Input for this task:
begin
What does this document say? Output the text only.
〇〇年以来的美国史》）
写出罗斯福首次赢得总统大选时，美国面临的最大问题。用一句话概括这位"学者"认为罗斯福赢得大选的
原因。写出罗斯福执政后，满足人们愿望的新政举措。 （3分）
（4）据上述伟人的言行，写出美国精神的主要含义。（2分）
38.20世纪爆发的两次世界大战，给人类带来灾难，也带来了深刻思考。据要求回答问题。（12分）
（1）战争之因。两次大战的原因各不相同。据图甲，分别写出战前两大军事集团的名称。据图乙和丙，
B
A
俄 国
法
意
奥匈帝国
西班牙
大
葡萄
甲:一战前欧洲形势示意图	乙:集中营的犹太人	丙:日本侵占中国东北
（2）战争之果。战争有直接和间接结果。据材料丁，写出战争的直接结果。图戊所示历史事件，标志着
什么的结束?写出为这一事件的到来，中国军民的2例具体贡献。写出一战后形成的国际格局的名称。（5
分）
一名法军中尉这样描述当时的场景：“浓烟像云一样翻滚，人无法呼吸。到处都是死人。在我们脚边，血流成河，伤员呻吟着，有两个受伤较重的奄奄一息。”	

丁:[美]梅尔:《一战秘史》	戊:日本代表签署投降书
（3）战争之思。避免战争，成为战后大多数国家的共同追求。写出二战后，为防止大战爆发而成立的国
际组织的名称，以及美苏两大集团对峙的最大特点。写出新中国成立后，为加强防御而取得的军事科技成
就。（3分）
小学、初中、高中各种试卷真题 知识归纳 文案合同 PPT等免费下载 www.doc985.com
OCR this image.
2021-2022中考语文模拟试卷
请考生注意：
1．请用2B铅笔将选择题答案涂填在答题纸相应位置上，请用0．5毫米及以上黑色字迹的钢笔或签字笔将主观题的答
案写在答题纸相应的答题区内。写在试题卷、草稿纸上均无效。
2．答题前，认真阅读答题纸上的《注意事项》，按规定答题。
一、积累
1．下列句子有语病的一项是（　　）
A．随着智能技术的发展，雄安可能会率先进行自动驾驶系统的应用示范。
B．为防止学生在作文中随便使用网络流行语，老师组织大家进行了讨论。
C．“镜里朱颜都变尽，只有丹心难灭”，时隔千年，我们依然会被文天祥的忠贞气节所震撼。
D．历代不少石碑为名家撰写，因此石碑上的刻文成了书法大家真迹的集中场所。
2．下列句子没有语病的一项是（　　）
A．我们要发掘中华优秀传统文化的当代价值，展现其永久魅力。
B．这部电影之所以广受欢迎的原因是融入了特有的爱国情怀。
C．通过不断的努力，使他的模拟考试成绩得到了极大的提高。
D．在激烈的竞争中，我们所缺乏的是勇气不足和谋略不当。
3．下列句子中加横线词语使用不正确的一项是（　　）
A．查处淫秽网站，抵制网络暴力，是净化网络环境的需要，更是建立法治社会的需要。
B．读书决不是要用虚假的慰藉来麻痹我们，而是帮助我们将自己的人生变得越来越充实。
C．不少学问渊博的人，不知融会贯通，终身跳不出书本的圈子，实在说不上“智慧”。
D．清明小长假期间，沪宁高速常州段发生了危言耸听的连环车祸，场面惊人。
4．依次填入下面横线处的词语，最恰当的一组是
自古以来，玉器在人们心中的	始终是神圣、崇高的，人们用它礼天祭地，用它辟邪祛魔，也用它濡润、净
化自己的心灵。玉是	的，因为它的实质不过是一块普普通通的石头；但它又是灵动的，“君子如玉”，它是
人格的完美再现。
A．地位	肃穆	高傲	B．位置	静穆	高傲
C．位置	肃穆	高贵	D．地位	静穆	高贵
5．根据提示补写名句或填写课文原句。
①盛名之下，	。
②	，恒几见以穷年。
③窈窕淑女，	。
end
Take the entries and copy them out exactly.

What does this document say? Output the text only.
〇〇年以来的美国史》）
写出罗斯福首次赢得总统大选时，美国面临的最大问题。用一句话概括这位"学者"认为罗斯福赢得大选的
原因。写出罗斯福执政后，满足人们愿望的新政举措。 （3分）
（4）据上述伟人的言行，写出美国精神的主要含义。（2分）
38.20世纪爆发的两次世界大战，给人类带来灾难，也带来了深刻思考。据要求回答问题。（12分）
（1）战争之因。两次大战的原因各不相同。据图甲，分别写出战前两大军事集团的名称。据图乙和丙，
B
A
俄 国
法
意
奥匈帝国
西班牙
大
葡萄
甲:一战前欧洲形势示意图	乙:集中营的犹太人	丙:日本侵占中国东北
（2）战争之果。战争有直接和间接结果。据材料丁，写出战争的直接结果。图戊所示历史事件，标志着
什么的结束?写出为这一事件的到来，中国军民的2例具体贡献。写出一战后形成的国际格局的名称。（5
分）
一名法军中尉这样描述当时的场景：“浓烟像云一样翻滚，人无法呼吸。到处都是死人。在我们脚边，血流成河，伤员呻吟着，有两个受伤较重的奄奄一息。”	

丁:[美]梅尔:《一战秘史》	戊:日本代表签署投降书
（3）战争之思。避免战争，成为战后大多数国家的共同追求。写出二战后，为防止大战爆发而成立的国
际组织的名称，以及美苏两大集团对峙的最大特点。写出新中国成立后，为加强防御而取得的军事科技成
就。（3分）
小学、初中、高中各种试卷真题 知识归纳 文案合同 PPT等免费下载 www.doc985.com
OCR this image.
2021-2022中考语文模拟试卷
请考生注意：
1．请用2B铅笔将选择题答案涂填在答题纸相应位置上，请用0．5毫米及以上黑色字迹的钢笔或签字笔将主观题的答
案写在答题纸相应的答题区内。写在试题卷、草稿纸上均无效。
2．答题前，认真阅读答题纸上的《注意事项》，按规定答题。
一、积累
1．下列句子有语病的一项是（　　）
A．随着智能技术的发展，雄安可能会率先进行自动驾驶系统的应用示范。
B．为防止学生在作文中随便使用网络流行语，老师组织大家进行了讨论。
C．“镜里朱颜都变尽，只有丹心难灭”，时隔千年，我们依然会被文天祥的忠贞气节所震撼。
D．历代不少石碑为名家撰写，因此石碑上的刻文成了书法大家真迹的集中场所。
2．下列句子没有语病的一项是（　　）
A．我们要发掘中华优秀传统文化的当代价值，展现其永久魅力。
B．这部电影之所以广受欢迎的原因是融入了特有的爱国情怀。
C．通过不断的努力，使他的模拟考试成绩得到了极大的提高。
D．在激烈的竞争中，我们所缺乏的是勇气不足和谋略不当。
3．下列句子中加横线词语使用不正确的一项是（　　）
A．查处淫秽网站，抵制网络暴力，是净化网络环境的需要，更是建立法治社会的需要。
B．读书决不是要用虚假的慰藉来麻痹我们，而是帮助我们将自己的人生变得越来越充实。
C．不少学问渊博的人，不知融会贯通，终身跳不出书本的圈子，实在说不上“智慧”。
D．清明小长假期间，沪宁高速常州段发生了危言耸听的连环车祸，场面惊人。
4．依次填入下面横线处的词语，最恰当的一组是
自古以来，玉器在人们心中的	始终是神圣、崇高的，人们用它礼天祭地，用它辟邪祛魔，也用它濡润、净
化自己的心灵。玉是	的，因为它的实质不过是一块普普通通的石头；但它又是灵动的，“君子如玉”，它是
人格的完美再现。
A．地位	肃穆	高傲	B．位置	静穆	高傲
C．位置	肃穆	高贵	D．地位	静穆	高贵
5．根据提示补写名句或填写课文原句。
①盛名之下，	。
②	，恒几见以穷年。
③窈窕淑女，	。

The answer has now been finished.